Task goal:
Would you retype all of these records exactly?

(Data entries)
━━━━━━━━

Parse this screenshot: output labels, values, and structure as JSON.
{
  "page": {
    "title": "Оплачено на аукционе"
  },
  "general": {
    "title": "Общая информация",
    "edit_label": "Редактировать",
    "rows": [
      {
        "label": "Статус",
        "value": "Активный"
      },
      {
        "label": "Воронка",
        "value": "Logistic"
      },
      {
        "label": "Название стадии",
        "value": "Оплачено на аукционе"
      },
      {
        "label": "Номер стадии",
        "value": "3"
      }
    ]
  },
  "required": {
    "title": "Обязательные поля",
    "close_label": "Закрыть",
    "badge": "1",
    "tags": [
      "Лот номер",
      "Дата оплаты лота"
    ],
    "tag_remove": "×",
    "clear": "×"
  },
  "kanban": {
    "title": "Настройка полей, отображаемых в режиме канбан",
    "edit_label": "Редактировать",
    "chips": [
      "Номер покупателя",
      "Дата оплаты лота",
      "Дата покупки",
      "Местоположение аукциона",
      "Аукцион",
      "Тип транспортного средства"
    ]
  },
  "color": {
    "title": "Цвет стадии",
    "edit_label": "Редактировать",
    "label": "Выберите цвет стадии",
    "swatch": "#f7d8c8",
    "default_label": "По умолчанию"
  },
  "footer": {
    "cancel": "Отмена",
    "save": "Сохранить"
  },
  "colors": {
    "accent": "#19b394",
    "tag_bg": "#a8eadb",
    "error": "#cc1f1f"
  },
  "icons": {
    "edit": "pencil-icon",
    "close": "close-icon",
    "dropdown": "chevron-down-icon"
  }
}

━━━━━━━━

Solution below:
Parse this screenshot: output labels, values, and structure as JSON.
{
  "page": {
    "title": "Оплачено на аукционе"
  },
  "general": {
    "title": "Общая информация",
    "edit_label": "Редактировать",
    "rows": [
      {
        "label": "Статус",
        "value": "Активный"
      },
      {
        "label": "Воронка",
        "value": "Logistic"
      },
      {
        "label": "Название стадии",
        "value": "Оплачено на аукционе"
      },
      {
        "label": "Номер стадии",
        "value": "3"
      }
    ]
  },
  "required": {
    "title": "Обязательные поля",
    "close_label": "Закрыть",
    "badge": "1",
    "tags": [
      "Лот номер",
      "Дата оплаты лота"
    ],
    "tag_remove": "×",
    "clear": "×"
  },
  "kanban": {
    "title": "Настройка полей, отображаемых в режиме канбан",
    "edit_label": "Редактировать",
    "chips": [
      "Номер покупателя",
      "Дата оплаты лота",
      "Дата покупки",
      "Местоположение аукциона",
      "Аукцион",
      "Тип транспортного средства"
    ]
  },
  "color": {
    "title": "Цвет стадии",
    "edit_label": "Редактировать",
    "label": "Выберите цвет стадии",
    "swatch": "#f7d8c8",
    "default_label": "По умолчанию"
  },
  "footer": {
    "cancel": "Отмена",
    "save": "Сохранить"
  },
  "colors": {
    "accent": "#19b394",
    "tag_bg": "#a8eadb",
    "error": "#cc1f1f"
  },
  "icons": {
    "edit": "pencil-icon",
    "close": "close-icon",
    "dropdown": "chevron-down-icon"
  }
}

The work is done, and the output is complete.